> _Objective_
Count the lines in the items that contain the string "Action", with case counting, and give only the number.

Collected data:
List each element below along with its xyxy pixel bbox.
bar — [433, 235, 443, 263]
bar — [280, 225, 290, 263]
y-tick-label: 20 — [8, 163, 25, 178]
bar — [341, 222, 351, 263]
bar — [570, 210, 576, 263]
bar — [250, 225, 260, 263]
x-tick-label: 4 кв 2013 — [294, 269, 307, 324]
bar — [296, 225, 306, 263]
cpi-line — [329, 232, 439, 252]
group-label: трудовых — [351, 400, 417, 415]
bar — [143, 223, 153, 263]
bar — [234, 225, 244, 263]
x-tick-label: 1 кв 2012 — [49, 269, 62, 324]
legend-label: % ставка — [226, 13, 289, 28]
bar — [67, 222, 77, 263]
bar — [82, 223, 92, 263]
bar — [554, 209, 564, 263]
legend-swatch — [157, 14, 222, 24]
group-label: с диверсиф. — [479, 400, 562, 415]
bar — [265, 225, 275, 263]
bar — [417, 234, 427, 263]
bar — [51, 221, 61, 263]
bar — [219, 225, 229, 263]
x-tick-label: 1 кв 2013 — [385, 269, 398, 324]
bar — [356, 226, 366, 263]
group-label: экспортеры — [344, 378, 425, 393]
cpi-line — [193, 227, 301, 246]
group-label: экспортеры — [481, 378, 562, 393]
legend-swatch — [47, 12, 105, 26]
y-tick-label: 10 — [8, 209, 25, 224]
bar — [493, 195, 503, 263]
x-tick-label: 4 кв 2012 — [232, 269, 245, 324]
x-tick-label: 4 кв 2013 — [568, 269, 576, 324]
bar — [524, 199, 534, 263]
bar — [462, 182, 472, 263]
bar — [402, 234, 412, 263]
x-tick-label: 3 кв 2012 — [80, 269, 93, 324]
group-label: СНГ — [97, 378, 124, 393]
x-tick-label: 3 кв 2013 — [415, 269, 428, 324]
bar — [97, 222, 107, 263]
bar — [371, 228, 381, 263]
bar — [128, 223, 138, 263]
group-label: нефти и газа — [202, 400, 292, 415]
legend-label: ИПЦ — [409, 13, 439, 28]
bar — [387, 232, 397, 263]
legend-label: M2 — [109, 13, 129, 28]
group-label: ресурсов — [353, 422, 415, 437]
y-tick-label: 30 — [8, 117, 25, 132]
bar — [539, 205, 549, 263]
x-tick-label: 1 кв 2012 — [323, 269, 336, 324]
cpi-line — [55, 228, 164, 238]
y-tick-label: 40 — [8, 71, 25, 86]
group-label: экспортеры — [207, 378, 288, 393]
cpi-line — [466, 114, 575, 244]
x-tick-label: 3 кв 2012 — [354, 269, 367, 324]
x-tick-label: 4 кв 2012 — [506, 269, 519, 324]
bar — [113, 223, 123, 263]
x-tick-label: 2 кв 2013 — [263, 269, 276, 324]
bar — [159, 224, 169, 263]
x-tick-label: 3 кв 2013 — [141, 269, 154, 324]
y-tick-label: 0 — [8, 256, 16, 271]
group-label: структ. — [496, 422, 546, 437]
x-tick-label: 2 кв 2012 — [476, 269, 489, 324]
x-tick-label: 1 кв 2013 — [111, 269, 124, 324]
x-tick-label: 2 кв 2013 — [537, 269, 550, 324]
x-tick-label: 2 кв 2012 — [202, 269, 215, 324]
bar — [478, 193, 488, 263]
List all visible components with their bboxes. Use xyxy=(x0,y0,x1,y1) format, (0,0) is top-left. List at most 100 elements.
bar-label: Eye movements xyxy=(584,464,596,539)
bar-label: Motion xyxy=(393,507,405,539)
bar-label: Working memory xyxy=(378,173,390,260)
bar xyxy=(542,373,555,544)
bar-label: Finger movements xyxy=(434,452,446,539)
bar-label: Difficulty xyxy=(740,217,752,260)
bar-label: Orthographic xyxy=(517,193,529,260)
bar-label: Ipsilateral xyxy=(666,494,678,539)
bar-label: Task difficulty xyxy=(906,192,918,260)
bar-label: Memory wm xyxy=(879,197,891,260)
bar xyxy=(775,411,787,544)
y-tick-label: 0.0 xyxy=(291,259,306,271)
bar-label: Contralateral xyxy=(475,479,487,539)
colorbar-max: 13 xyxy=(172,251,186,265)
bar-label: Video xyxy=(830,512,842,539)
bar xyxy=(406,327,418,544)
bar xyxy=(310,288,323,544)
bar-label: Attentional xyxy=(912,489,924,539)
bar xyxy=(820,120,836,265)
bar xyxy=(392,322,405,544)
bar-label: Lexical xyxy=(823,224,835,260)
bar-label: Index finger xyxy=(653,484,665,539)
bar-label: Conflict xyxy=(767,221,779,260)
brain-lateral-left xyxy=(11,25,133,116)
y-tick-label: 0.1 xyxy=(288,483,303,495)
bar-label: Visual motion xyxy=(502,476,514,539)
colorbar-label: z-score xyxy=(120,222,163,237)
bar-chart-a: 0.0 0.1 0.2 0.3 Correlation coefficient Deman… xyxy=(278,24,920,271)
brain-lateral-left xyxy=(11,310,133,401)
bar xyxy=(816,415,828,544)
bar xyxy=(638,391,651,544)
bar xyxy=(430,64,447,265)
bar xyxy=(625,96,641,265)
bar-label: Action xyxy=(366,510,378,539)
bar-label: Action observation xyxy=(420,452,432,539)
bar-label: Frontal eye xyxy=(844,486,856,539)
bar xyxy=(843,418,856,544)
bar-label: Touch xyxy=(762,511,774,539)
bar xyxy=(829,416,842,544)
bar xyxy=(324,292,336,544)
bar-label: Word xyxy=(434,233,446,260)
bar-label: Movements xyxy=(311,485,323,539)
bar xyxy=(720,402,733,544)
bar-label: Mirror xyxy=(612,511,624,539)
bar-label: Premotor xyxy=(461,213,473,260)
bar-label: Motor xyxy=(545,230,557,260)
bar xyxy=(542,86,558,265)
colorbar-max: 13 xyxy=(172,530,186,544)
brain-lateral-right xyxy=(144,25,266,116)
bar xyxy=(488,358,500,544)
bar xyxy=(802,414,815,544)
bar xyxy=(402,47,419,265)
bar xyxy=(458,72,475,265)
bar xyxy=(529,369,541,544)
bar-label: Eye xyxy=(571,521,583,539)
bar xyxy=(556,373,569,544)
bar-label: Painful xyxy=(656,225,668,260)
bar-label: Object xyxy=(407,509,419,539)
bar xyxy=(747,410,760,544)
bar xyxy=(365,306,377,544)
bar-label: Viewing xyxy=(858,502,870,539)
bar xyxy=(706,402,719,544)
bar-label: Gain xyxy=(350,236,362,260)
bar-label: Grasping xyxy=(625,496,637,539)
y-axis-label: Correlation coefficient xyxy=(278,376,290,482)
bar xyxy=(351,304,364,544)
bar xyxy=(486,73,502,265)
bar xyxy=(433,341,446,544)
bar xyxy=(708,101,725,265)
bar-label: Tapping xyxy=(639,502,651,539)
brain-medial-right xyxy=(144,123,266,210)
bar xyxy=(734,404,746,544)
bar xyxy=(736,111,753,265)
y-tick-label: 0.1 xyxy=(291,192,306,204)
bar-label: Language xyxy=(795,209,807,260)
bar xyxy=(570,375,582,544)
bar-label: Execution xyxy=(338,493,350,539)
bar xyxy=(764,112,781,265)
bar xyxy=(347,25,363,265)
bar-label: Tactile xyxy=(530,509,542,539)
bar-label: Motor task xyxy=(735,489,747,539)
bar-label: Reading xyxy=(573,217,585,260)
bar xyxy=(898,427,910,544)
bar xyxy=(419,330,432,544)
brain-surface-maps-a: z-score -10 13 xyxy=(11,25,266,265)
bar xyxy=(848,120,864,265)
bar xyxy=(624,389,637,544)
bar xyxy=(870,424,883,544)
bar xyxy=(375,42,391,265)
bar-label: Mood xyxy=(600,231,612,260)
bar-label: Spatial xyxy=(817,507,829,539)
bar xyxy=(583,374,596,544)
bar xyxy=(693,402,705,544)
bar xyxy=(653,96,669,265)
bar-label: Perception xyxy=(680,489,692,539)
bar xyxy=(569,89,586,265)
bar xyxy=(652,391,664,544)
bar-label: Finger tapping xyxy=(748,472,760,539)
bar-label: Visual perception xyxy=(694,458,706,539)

> _Solution_
2